*Work instructions:* Quote all of the data that follows exactly as written, skipping the images.

-- BEGIN --

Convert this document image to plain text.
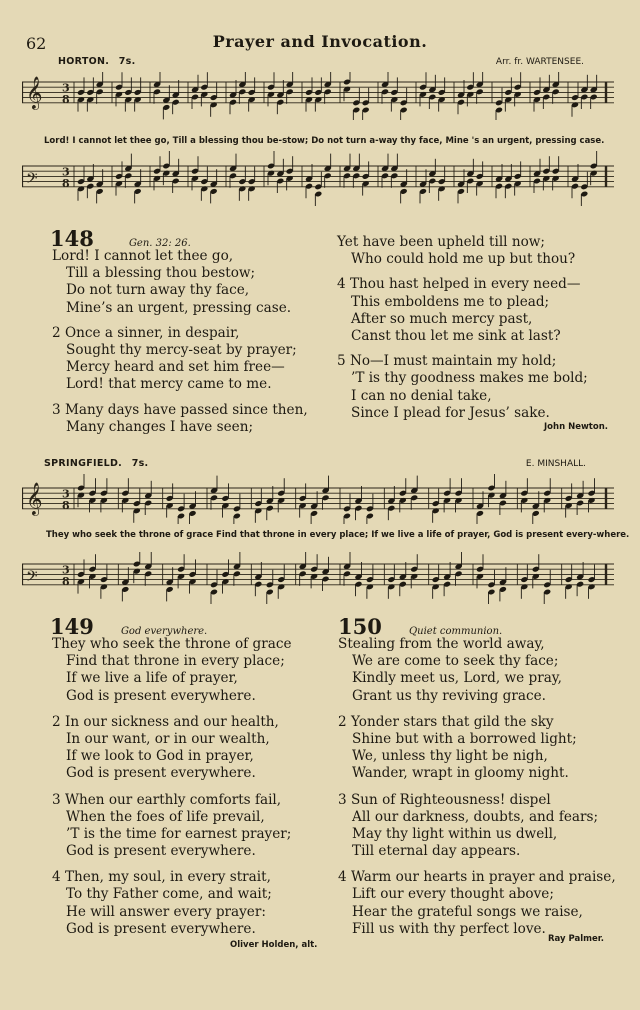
62	Prayer and Invocation.
HORTON. 7s.	Arr. fr. WARTENSEE.
𝄞 3
8
Lord! I cannot let thee go, Till a blessing thou be-stow; Do not turn a-way thy face, Mine 's an urgent, pressing case.
𝄢 3
8
148	Gen. 32: 26.
Lord! I cannot let thee go,
Till a blessing thou bestow;
Do not turn away thy face,
Mine’s an urgent, pressing case.
2 Once a sinner, in despair,
Sought thy mercy-seat by prayer;
Mercy heard and set him free—
Lord! that mercy came to me.
3 Many days have passed since then,
Many changes I have seen;
Yet have been upheld till now;
Who could hold me up but thou?
4 Thou hast helped in every need—
This emboldens me to plead;
After so much mercy past,
Canst thou let me sink at last?
5 No—I must maintain my hold;
’T is thy goodness makes me bold;
I can no denial take,
Since I plead for Jesus’ sake.
John Newton.
SPRINGFIELD. 7s.	E. MINSHALL.
𝄞 3
8
They who seek the throne of grace Find that throne in every place; If we live a life of prayer, God is present every-where.
𝄢 3
8
149	God everywhere.
They who seek the throne of grace
Find that throne in every place;
If we live a life of prayer,
God is present everywhere.
2 In our sickness and our health,
In our want, or in our wealth,
If we look to God in prayer,
God is present everywhere.
3 When our earthly comforts fail,
When the foes of life prevail,
’T is the time for earnest prayer;
God is present everywhere.
4 Then, my soul, in every strait,
To thy Father come, and wait;
He will answer every prayer:
God is present everywhere.
Oliver Holden, alt.
150	Quiet communion.
Stealing from the world away,
We are come to seek thy face;
Kindly meet us, Lord, we pray,
Grant us thy reviving grace.
2 Yonder stars that gild the sky
Shine but with a borrowed light;
We, unless thy light be nigh,
Wander, wrapt in gloomy night.
3 Sun of Righteousness! dispel
All our darkness, doubts, and fears;
May thy light within us dwell,
Till eternal day appears.
4 Warm our hearts in prayer and praise,
Lift our every thought above;
Hear the grateful songs we raise,
Fill us with thy perfect love.
Ray Palmer.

-- END --

*The solution:*
Convert this document image to plain text.
62	Prayer and Invocation.
HORTON. 7s.	Arr. fr. WARTENSEE.
𝄞 3
8
Lord! I cannot let thee go, Till a blessing thou be-stow; Do not turn a-way thy face, Mine 's an urgent, pressing case.
𝄢 3
8
148	Gen. 32: 26.
Lord! I cannot let thee go,
Till a blessing thou bestow;
Do not turn away thy face,
Mine’s an urgent, pressing case.
2 Once a sinner, in despair,
Sought thy mercy-seat by prayer;
Mercy heard and set him free—
Lord! that mercy came to me.
3 Many days have passed since then,
Many changes I have seen;
Yet have been upheld till now;
Who could hold me up but thou?
4 Thou hast helped in every need—
This emboldens me to plead;
After so much mercy past,
Canst thou let me sink at last?
5 No—I must maintain my hold;
’T is thy goodness makes me bold;
I can no denial take,
Since I plead for Jesus’ sake.
John Newton.
SPRINGFIELD. 7s.	E. MINSHALL.
𝄞 3
8
They who seek the throne of grace Find that throne in every place; If we live a life of prayer, God is present every-where.
𝄢 3
8
149	God everywhere.
They who seek the throne of grace
Find that throne in every place;
If we live a life of prayer,
God is present everywhere.
2 In our sickness and our health,
In our want, or in our wealth,
If we look to God in prayer,
God is present everywhere.
3 When our earthly comforts fail,
When the foes of life prevail,
’T is the time for earnest prayer;
God is present everywhere.
4 Then, my soul, in every strait,
To thy Father come, and wait;
He will answer every prayer:
God is present everywhere.
Oliver Holden, alt.
150	Quiet communion.
Stealing from the world away,
We are come to seek thy face;
Kindly meet us, Lord, we pray,
Grant us thy reviving grace.
2 Yonder stars that gild the sky
Shine but with a borrowed light;
We, unless thy light be nigh,
Wander, wrapt in gloomy night.
3 Sun of Righteousness! dispel
All our darkness, doubts, and fears;
May thy light within us dwell,
Till eternal day appears.
4 Warm our hearts in prayer and praise,
Lift our every thought above;
Hear the grateful songs we raise,
Fill us with thy perfect love.
Ray Palmer.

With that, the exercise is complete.